Task instructions: Every line that includes the word "total" is to be listed.

------------------------

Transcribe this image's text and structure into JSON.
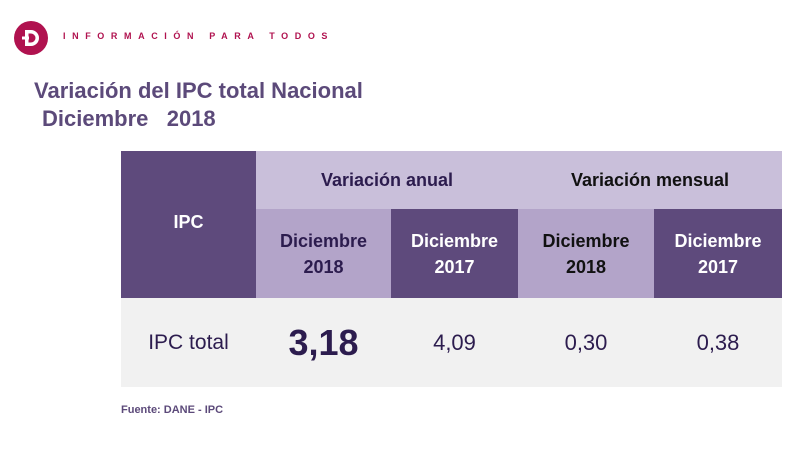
{
  "header": {
    "logo_letter": "D",
    "tagline": "INFORMACIÓN PARA TODOS"
  },
  "title": "Variación del IPC total Nacional",
  "subtitle": "Diciembre   2018",
  "table": {
    "row_header": "IPC",
    "groups": [
      {
        "label": "Variación anual"
      },
      {
        "label": "Variación mensual"
      }
    ],
    "columns": [
      {
        "line1": "Diciembre",
        "line2": "2018"
      },
      {
        "line1": "Diciembre",
        "line2": "2017"
      },
      {
        "line1": "Diciembre",
        "line2": "2018"
      },
      {
        "line1": "Diciembre",
        "line2": "2017"
      }
    ],
    "rows": [
      {
        "label": "IPC total",
        "values": [
          "3,18",
          "4,09",
          "0,30",
          "0,38"
        ]
      }
    ]
  },
  "footer": "Fuente: DANE - IPC",
  "colors": {
    "brand": "#b0124f",
    "dark_purple": "#5e4a7c",
    "light_purple": "#c9bfda",
    "mid_purple": "#b3a4c9",
    "title": "#5c4a7a"
  }
}
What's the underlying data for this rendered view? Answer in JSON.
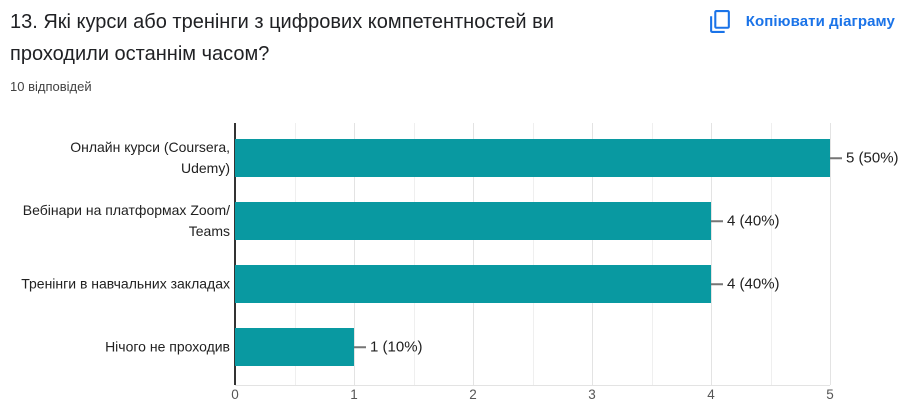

------------------------

Exercise output:
  "title": "Variación del IPC total Nacional",
        "label": "IPC total",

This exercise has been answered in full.